- [TASK DESCRIPTION]:
With the images removed, repeat the data below exactly.

- [DATA LINES]:
----
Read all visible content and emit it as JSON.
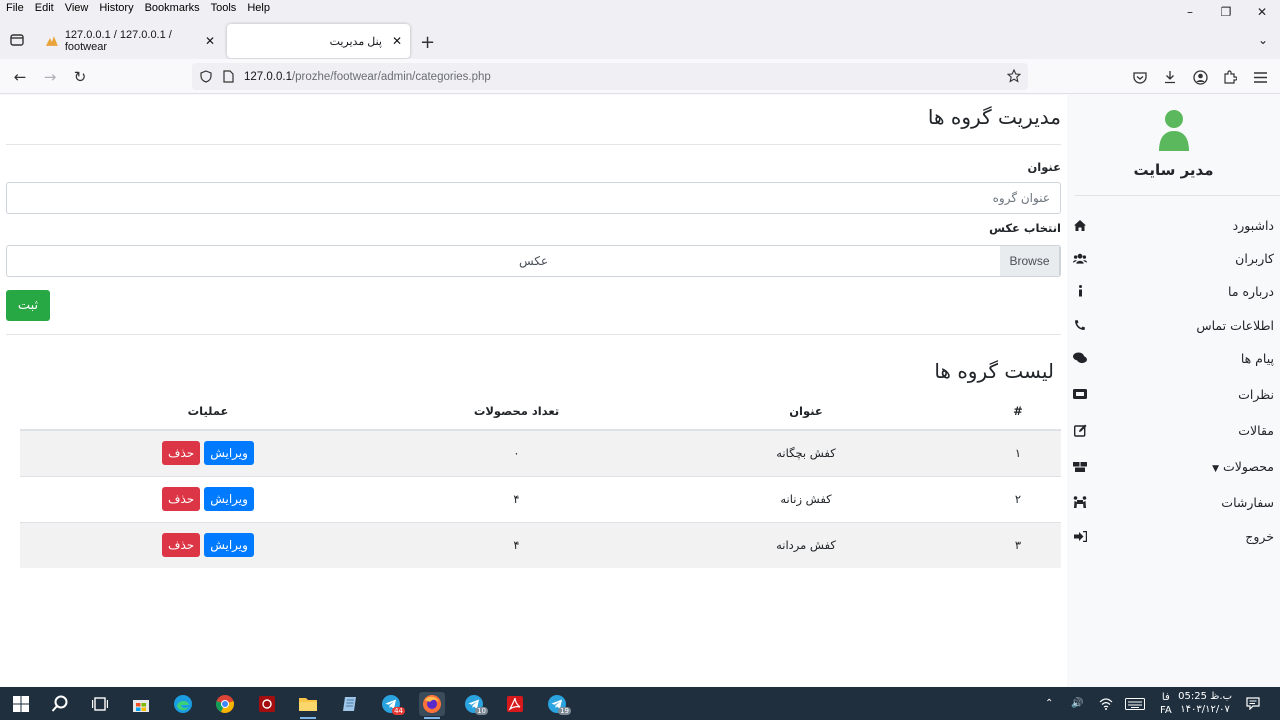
{
  "menu": [
    "File",
    "Edit",
    "View",
    "History",
    "Bookmarks",
    "Tools",
    "Help"
  ],
  "tabs": [
    {
      "title": "127.0.0.1 / 127.0.0.1 / footwear",
      "active": false
    },
    {
      "title": "پنل مدیریت",
      "active": true
    }
  ],
  "url": {
    "host": "127.0.0.1",
    "path": "/prozhe/footwear/admin/categories.php"
  },
  "sidebar": {
    "admin_name": "مدیر سایت",
    "items": [
      {
        "label": "داشبورد",
        "icon": "home-icon"
      },
      {
        "label": "کاربران",
        "icon": "users-icon"
      },
      {
        "label": "درباره ما",
        "icon": "info-icon"
      },
      {
        "label": "اطلاعات تماس",
        "icon": "phone-icon"
      },
      {
        "label": "پیام ها",
        "icon": "comments-icon"
      },
      {
        "label": "نظرات",
        "icon": "ticket-icon"
      },
      {
        "label": "مقالات",
        "icon": "edit-icon"
      },
      {
        "label": "محصولات",
        "icon": "boxes-icon",
        "dropdown": true
      },
      {
        "label": "سفارشات",
        "icon": "people-carry-icon"
      },
      {
        "label": "خروج",
        "icon": "sign-out-icon"
      }
    ]
  },
  "form": {
    "heading": "مدیریت گروه ها",
    "title_label": "عنوان",
    "title_placeholder": "عنوان گروه",
    "image_label": "انتخاب عکس",
    "file_placeholder": "عکس",
    "browse_label": "Browse",
    "submit_label": "ثبت"
  },
  "list": {
    "heading": "لیست گروه ها",
    "columns": [
      "#",
      "عنوان",
      "تعداد محصولات",
      "عملیات"
    ],
    "rows": [
      {
        "num": "۱",
        "title": "کفش بچگانه",
        "count": "۰"
      },
      {
        "num": "۲",
        "title": "کفش زنانه",
        "count": "۴"
      },
      {
        "num": "۳",
        "title": "کفش مردانه",
        "count": "۴"
      }
    ],
    "edit_label": "ویرایش",
    "delete_label": "حذف"
  },
  "taskbar": {
    "lang_top": "فا",
    "lang_bottom": "FA",
    "time": "05:25 ب.ظ",
    "date": "۱۴۰۳/۱۲/۰۷",
    "badges": [
      "44",
      "10",
      "19"
    ]
  },
  "colors": {
    "success": "#28a745",
    "primary": "#007bff",
    "danger": "#dc3545",
    "avatar": "#5cb85c"
  }
}
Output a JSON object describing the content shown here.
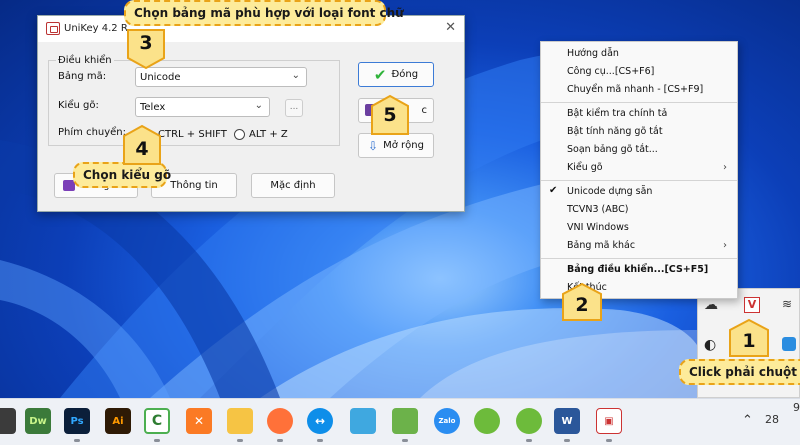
----
- [SOLUTION TO THE EXERCISE]:
Read all visible content and emit it as JSON.
{
  "menu": [
    "File",
    "Edit",
    "View",
    "History",
    "Bookmarks",
    "Tools",
    "Help"
  ],
  "tabs": [
    {
      "title": "127.0.0.1 / 127.0.0.1 / footwear",
      "active": false
    },
    {
      "title": "پنل مدیریت",
      "active": true
    }
  ],
  "url": {
    "host": "127.0.0.1",
    "path": "/prozhe/footwear/admin/categories.php"
  },
  "sidebar": {
    "admin_name": "مدیر سایت",
    "items": [
      {
        "label": "داشبورد",
        "icon": "home-icon"
      },
      {
        "label": "کاربران",
        "icon": "users-icon"
      },
      {
        "label": "درباره ما",
        "icon": "info-icon"
      },
      {
        "label": "اطلاعات تماس",
        "icon": "phone-icon"
      },
      {
        "label": "پیام ها",
        "icon": "comments-icon"
      },
      {
        "label": "نظرات",
        "icon": "ticket-icon"
      },
      {
        "label": "مقالات",
        "icon": "edit-icon"
      },
      {
        "label": "محصولات",
        "icon": "boxes-icon",
        "dropdown": true
      },
      {
        "label": "سفارشات",
        "icon": "people-carry-icon"
      },
      {
        "label": "خروج",
        "icon": "sign-out-icon"
      }
    ]
  },
  "form": {
    "heading": "مدیریت گروه ها",
    "title_label": "عنوان",
    "title_placeholder": "عنوان گروه",
    "image_label": "انتخاب عکس",
    "file_placeholder": "عکس",
    "browse_label": "Browse",
    "submit_label": "ثبت"
  },
  "list": {
    "heading": "لیست گروه ها",
    "columns": [
      "#",
      "عنوان",
      "تعداد محصولات",
      "عملیات"
    ],
    "rows": [
      {
        "num": "۱",
        "title": "کفش بچگانه",
        "count": "۰"
      },
      {
        "num": "۲",
        "title": "کفش زنانه",
        "count": "۴"
      },
      {
        "num": "۳",
        "title": "کفش مردانه",
        "count": "۴"
      }
    ],
    "edit_label": "ویرایش",
    "delete_label": "حذف"
  },
  "taskbar": {
    "lang_top": "فا",
    "lang_bottom": "FA",
    "time": "05:25 ب.ظ",
    "date": "۱۴۰۳/۱۲/۰۷",
    "badges": [
      "44",
      "10",
      "19"
    ]
  },
  "colors": {
    "success": "#28a745",
    "primary": "#007bff",
    "danger": "#dc3545",
    "avatar": "#5cb85c"
  }
}
Output a JSON object describing the content shown here.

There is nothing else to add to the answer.